• _Record set_
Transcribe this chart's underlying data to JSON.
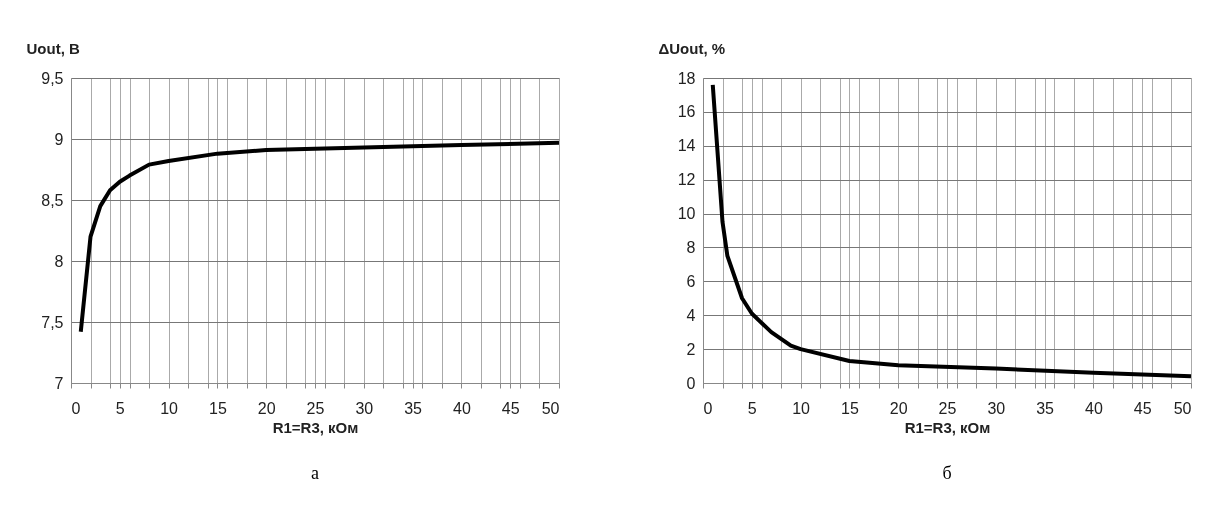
{
  "chart_data": [
    {
      "type": "line",
      "ylabel": "Uout, В",
      "xlabel": "R1=R3, кОм",
      "annotations": [
        "а"
      ],
      "x": [
        1,
        2,
        3,
        4,
        5,
        6,
        8,
        10,
        15,
        20,
        30,
        40,
        50
      ],
      "series": [
        {
          "color": "#000000",
          "values": [
            7.42,
            8.2,
            8.45,
            8.58,
            8.65,
            8.7,
            8.79,
            8.82,
            8.88,
            8.91,
            8.93,
            8.95,
            8.97
          ]
        }
      ],
      "xlim": [
        0,
        50
      ],
      "xticks": [
        0,
        {
          "value": 2,
          "label": null
        },
        {
          "value": 4,
          "label": null
        },
        5,
        {
          "value": 6,
          "label": null
        },
        {
          "value": 8,
          "label": null
        },
        10,
        {
          "value": 12,
          "label": null
        },
        {
          "value": 14,
          "label": null
        },
        15,
        {
          "value": 16,
          "label": null
        },
        {
          "value": 18,
          "label": null
        },
        20,
        {
          "value": 22,
          "label": null
        },
        {
          "value": 24,
          "label": null
        },
        25,
        {
          "value": 26,
          "label": null
        },
        {
          "value": 28,
          "label": null
        },
        30,
        {
          "value": 32,
          "label": null
        },
        {
          "value": 34,
          "label": null
        },
        35,
        {
          "value": 36,
          "label": null
        },
        {
          "value": 38,
          "label": null
        },
        40,
        {
          "value": 42,
          "label": null
        },
        {
          "value": 44,
          "label": null
        },
        45,
        {
          "value": 46,
          "label": null
        },
        {
          "value": 48,
          "label": null
        },
        50
      ],
      "ylim": [
        7,
        9.5
      ],
      "yticks": [
        7,
        {
          "value": 7.5,
          "label": "7,5"
        },
        8,
        {
          "value": 8.5,
          "label": "8,5"
        },
        9,
        {
          "value": 9.5,
          "label": "9,5"
        }
      ],
      "grid": true,
      "marker": "none",
      "line_style": "solid"
    },
    {
      "type": "line",
      "ylabel": "ΔUout, %",
      "xlabel": "R1=R3, кОм",
      "annotations": [
        "б"
      ],
      "x": [
        1,
        2,
        2.5,
        4,
        5,
        7,
        9,
        10,
        15,
        20,
        30,
        40,
        50
      ],
      "series": [
        {
          "color": "#000000",
          "values": [
            17.6,
            9.5,
            7.5,
            5,
            4.1,
            3,
            2.2,
            2,
            1.3,
            1.05,
            0.85,
            0.6,
            0.4
          ]
        }
      ],
      "xlim": [
        0,
        50
      ],
      "xticks": [
        0,
        {
          "value": 2,
          "label": null
        },
        {
          "value": 4,
          "label": null
        },
        5,
        {
          "value": 6,
          "label": null
        },
        {
          "value": 8,
          "label": null
        },
        10,
        {
          "value": 12,
          "label": null
        },
        {
          "value": 14,
          "label": null
        },
        15,
        {
          "value": 16,
          "label": null
        },
        {
          "value": 18,
          "label": null
        },
        20,
        {
          "value": 22,
          "label": null
        },
        {
          "value": 24,
          "label": null
        },
        25,
        {
          "value": 26,
          "label": null
        },
        {
          "value": 28,
          "label": null
        },
        30,
        {
          "value": 32,
          "label": null
        },
        {
          "value": 34,
          "label": null
        },
        35,
        {
          "value": 36,
          "label": null
        },
        {
          "value": 38,
          "label": null
        },
        40,
        {
          "value": 42,
          "label": null
        },
        {
          "value": 44,
          "label": null
        },
        45,
        {
          "value": 46,
          "label": null
        },
        {
          "value": 48,
          "label": null
        },
        50
      ],
      "ylim": [
        0,
        18
      ],
      "yticks": [
        0,
        2,
        4,
        6,
        8,
        10,
        12,
        14,
        16,
        18
      ],
      "grid": true,
      "marker": "none",
      "line_style": "solid"
    }
  ]
}
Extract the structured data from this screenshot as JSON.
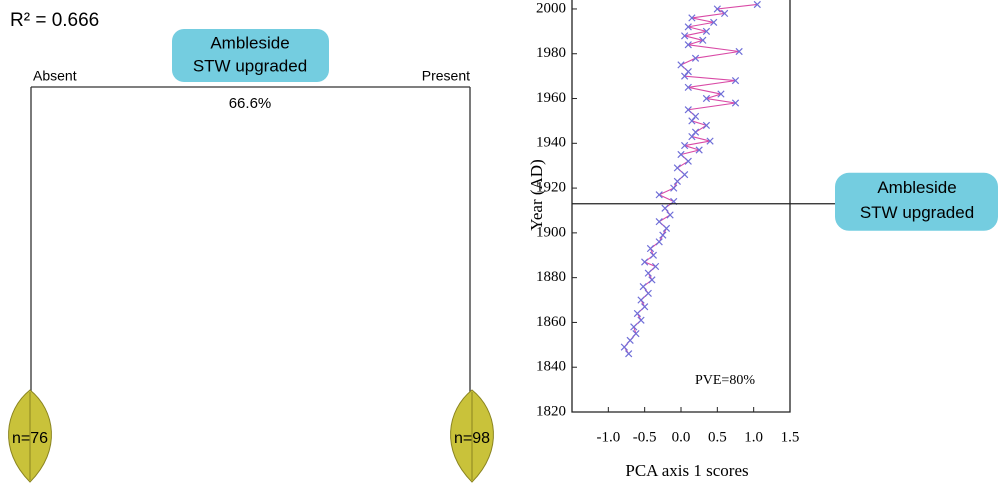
{
  "tree": {
    "title": "R² = 0.666",
    "root": {
      "lines": [
        "Ambleside",
        "STW upgraded"
      ],
      "split": "66.6%"
    },
    "branches": [
      {
        "label": "Absent",
        "leaf": "n=76"
      },
      {
        "label": "Present",
        "leaf": "n=98"
      }
    ]
  },
  "chart_data": {
    "type": "line",
    "x_label": "PCA axis 1 scores",
    "y_label": "Year (AD)",
    "xlim": [
      -1.5,
      1.5
    ],
    "xticks": [
      {
        "value": -1,
        "label": "-1.0"
      },
      {
        "value": -0.5,
        "label": "-0.5"
      },
      {
        "value": 0,
        "label": "0.0"
      },
      {
        "value": 0.5,
        "label": "0.5"
      },
      {
        "value": 1,
        "label": "1.0"
      },
      {
        "value": 1.5,
        "label": "1.5"
      }
    ],
    "ylim": [
      1820,
      2004
    ],
    "yticks": [
      1820,
      1840,
      1860,
      1880,
      1900,
      1920,
      1940,
      1960,
      1980,
      2000
    ],
    "series": [
      {
        "line_color": "#d94aa6",
        "marker_color": "#6f6fd8",
        "x": [
          -0.72,
          -0.78,
          -0.7,
          -0.62,
          -0.65,
          -0.55,
          -0.6,
          -0.5,
          -0.55,
          -0.45,
          -0.52,
          -0.4,
          -0.45,
          -0.35,
          -0.5,
          -0.38,
          -0.42,
          -0.3,
          -0.25,
          -0.2,
          -0.3,
          -0.15,
          -0.22,
          -0.1,
          -0.3,
          -0.1,
          -0.05,
          0.05,
          -0.05,
          0.1,
          0.0,
          0.25,
          0.05,
          0.4,
          0.15,
          0.2,
          0.35,
          0.15,
          0.2,
          0.1,
          0.75,
          0.35,
          0.55,
          0.1,
          0.75,
          0.05,
          0.1,
          0.0,
          0.2,
          0.8,
          0.1,
          0.3,
          0.05,
          0.35,
          0.1,
          0.45,
          0.15,
          0.6,
          0.5,
          1.05
        ],
        "values": [
          1846,
          1849,
          1852,
          1855,
          1858,
          1861,
          1864,
          1867,
          1870,
          1873,
          1876,
          1879,
          1882,
          1885,
          1887,
          1890,
          1893,
          1896,
          1899,
          1902,
          1905,
          1908,
          1911,
          1914,
          1917,
          1920,
          1923,
          1926,
          1929,
          1932,
          1935,
          1937,
          1939,
          1941,
          1943,
          1945,
          1948,
          1950,
          1952,
          1955,
          1958,
          1960,
          1962,
          1965,
          1968,
          1970,
          1972,
          1975,
          1978,
          1981,
          1984,
          1986,
          1988,
          1990,
          1992,
          1994,
          1996,
          1998,
          2000,
          2002
        ]
      }
    ],
    "annotation": {
      "lines": [
        "Ambleside",
        "STW upgraded"
      ],
      "y": 1913
    },
    "note": "PVE=80%"
  }
}
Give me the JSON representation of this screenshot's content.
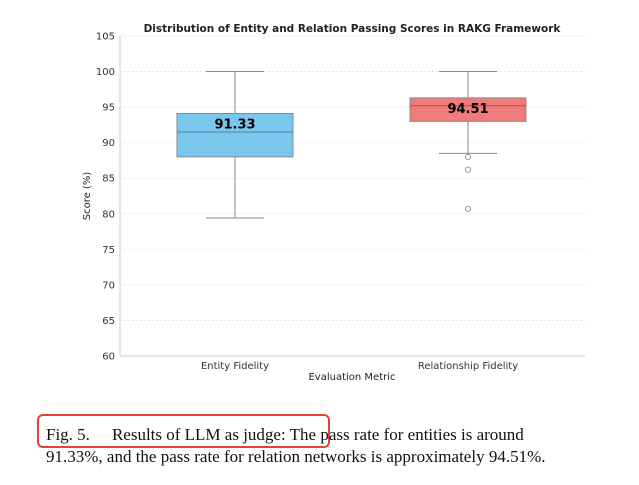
{
  "chart_data": {
    "type": "boxplot",
    "title": "Distribution of Entity and Relation Passing Scores in RAKG Framework",
    "xlabel": "Evaluation Metric",
    "ylabel": "Score (%)",
    "ylim": [
      60,
      105
    ],
    "yticks": [
      60,
      65,
      70,
      75,
      80,
      85,
      90,
      95,
      100,
      105
    ],
    "grid": true,
    "categories": [
      "Entity Fidelity",
      "Relationship Fidelity"
    ],
    "series": [
      {
        "name": "Entity Fidelity",
        "color": "#7ac7ee",
        "median_line_color": "#5a8fb0",
        "whisker_low": 79.4,
        "q1": 88.0,
        "median": 91.5,
        "q3": 94.1,
        "whisker_high": 100,
        "outliers": [],
        "mean_label": "91.33"
      },
      {
        "name": "Relationship Fidelity",
        "color": "#ef7b7b",
        "median_line_color": "#b05858",
        "whisker_low": 88.5,
        "q1": 93.0,
        "median": 95.2,
        "q3": 96.3,
        "whisker_high": 100,
        "outliers": [
          88.0,
          86.2,
          80.7
        ],
        "mean_label": "94.51"
      }
    ]
  },
  "caption": {
    "figure_label": "Fig. 5.",
    "highlighted_title": "Results of LLM as judge:",
    "text_line1": "The pass rate for entities is around",
    "text_line2": "91.33%, and the pass rate for relation networks is approximately 94.51%."
  }
}
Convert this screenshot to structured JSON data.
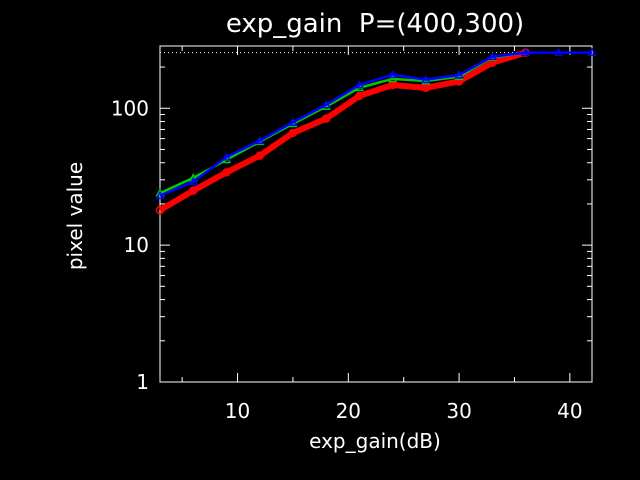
{
  "chart_data": {
    "type": "line",
    "title": "exp_gain  P=(400,300)",
    "xlabel": "exp_gain(dB)",
    "ylabel": "pixel value",
    "xlim": [
      3,
      42
    ],
    "ylim": [
      1,
      285
    ],
    "yscale": "log",
    "x_ticks": [
      10,
      20,
      30,
      40
    ],
    "x_tick_labels": [
      "10",
      "20",
      "30",
      "40"
    ],
    "y_ticks": [
      1,
      10,
      100
    ],
    "y_tick_labels": [
      "1",
      "10",
      "100"
    ],
    "grid": false,
    "legend": "none",
    "reference_line": {
      "y": 255,
      "style": "dotted",
      "color": "#ffffff"
    },
    "x": [
      3,
      6,
      9,
      12,
      15,
      18,
      21,
      24,
      27,
      30,
      33,
      36,
      39,
      42
    ],
    "series": [
      {
        "color": "#ff0000",
        "marker": "circle",
        "values": [
          18,
          25,
          34,
          45,
          66,
          84,
          123,
          148,
          141,
          157,
          215,
          255,
          null,
          null
        ]
      },
      {
        "color": "#00cc00",
        "marker": "triangle",
        "values": [
          24,
          31,
          42,
          57,
          77,
          103,
          141,
          164,
          158,
          170,
          235,
          255,
          null,
          null
        ]
      },
      {
        "color": "#0000ff",
        "marker": "triangle",
        "values": [
          23,
          29,
          44,
          58,
          79,
          106,
          148,
          176,
          162,
          175,
          238,
          255,
          255,
          255
        ]
      }
    ]
  },
  "colors": {
    "background": "#000000",
    "axes": "#ffffff",
    "text": "#ffffff"
  }
}
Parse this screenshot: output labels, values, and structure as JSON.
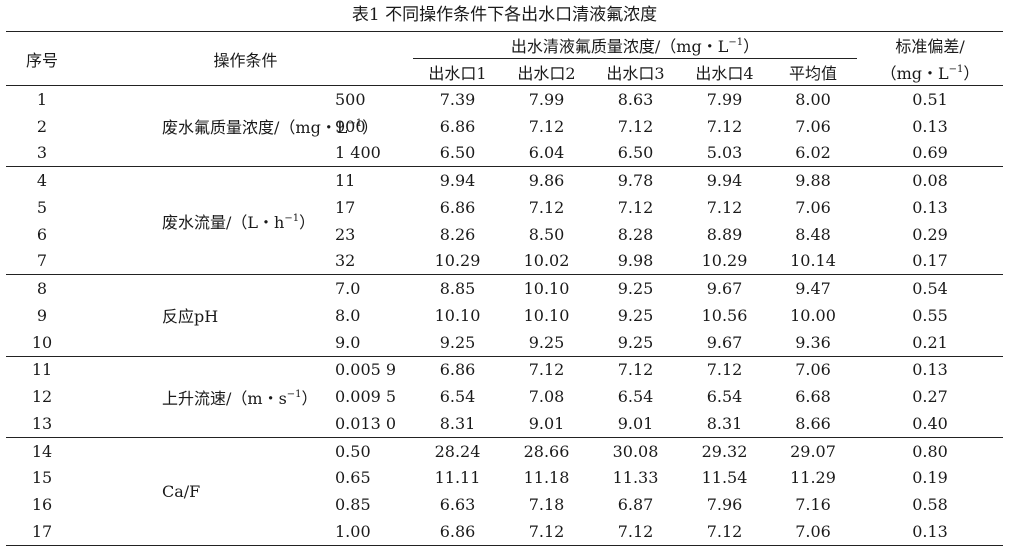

• _Written task_
Output exactly the lines from the one containing "Convert this screenshot" through the last line of the records above, both included, leaving out any pictures.

• _Response to the task_
Convert this screenshot to structured JSON data.
{
  "chart_data": {
    "type": "line",
    "title": "exp_gain  P=(400,300)",
    "xlabel": "exp_gain(dB)",
    "ylabel": "pixel value",
    "xlim": [
      3,
      42
    ],
    "ylim": [
      1,
      285
    ],
    "yscale": "log",
    "x_ticks": [
      10,
      20,
      30,
      40
    ],
    "x_tick_labels": [
      "10",
      "20",
      "30",
      "40"
    ],
    "y_ticks": [
      1,
      10,
      100
    ],
    "y_tick_labels": [
      "1",
      "10",
      "100"
    ],
    "grid": false,
    "legend": "none",
    "reference_line": {
      "y": 255,
      "style": "dotted",
      "color": "#ffffff"
    },
    "x": [
      3,
      6,
      9,
      12,
      15,
      18,
      21,
      24,
      27,
      30,
      33,
      36,
      39,
      42
    ],
    "series": [
      {
        "color": "#ff0000",
        "marker": "circle",
        "values": [
          18,
          25,
          34,
          45,
          66,
          84,
          123,
          148,
          141,
          157,
          215,
          255,
          null,
          null
        ]
      },
      {
        "color": "#00cc00",
        "marker": "triangle",
        "values": [
          24,
          31,
          42,
          57,
          77,
          103,
          141,
          164,
          158,
          170,
          235,
          255,
          null,
          null
        ]
      },
      {
        "color": "#0000ff",
        "marker": "triangle",
        "values": [
          23,
          29,
          44,
          58,
          79,
          106,
          148,
          176,
          162,
          175,
          238,
          255,
          255,
          255
        ]
      }
    ]
  },
  "colors": {
    "background": "#000000",
    "axes": "#ffffff",
    "text": "#ffffff"
  }
}
Parse this screenshot: output labels, values, and structure as JSON.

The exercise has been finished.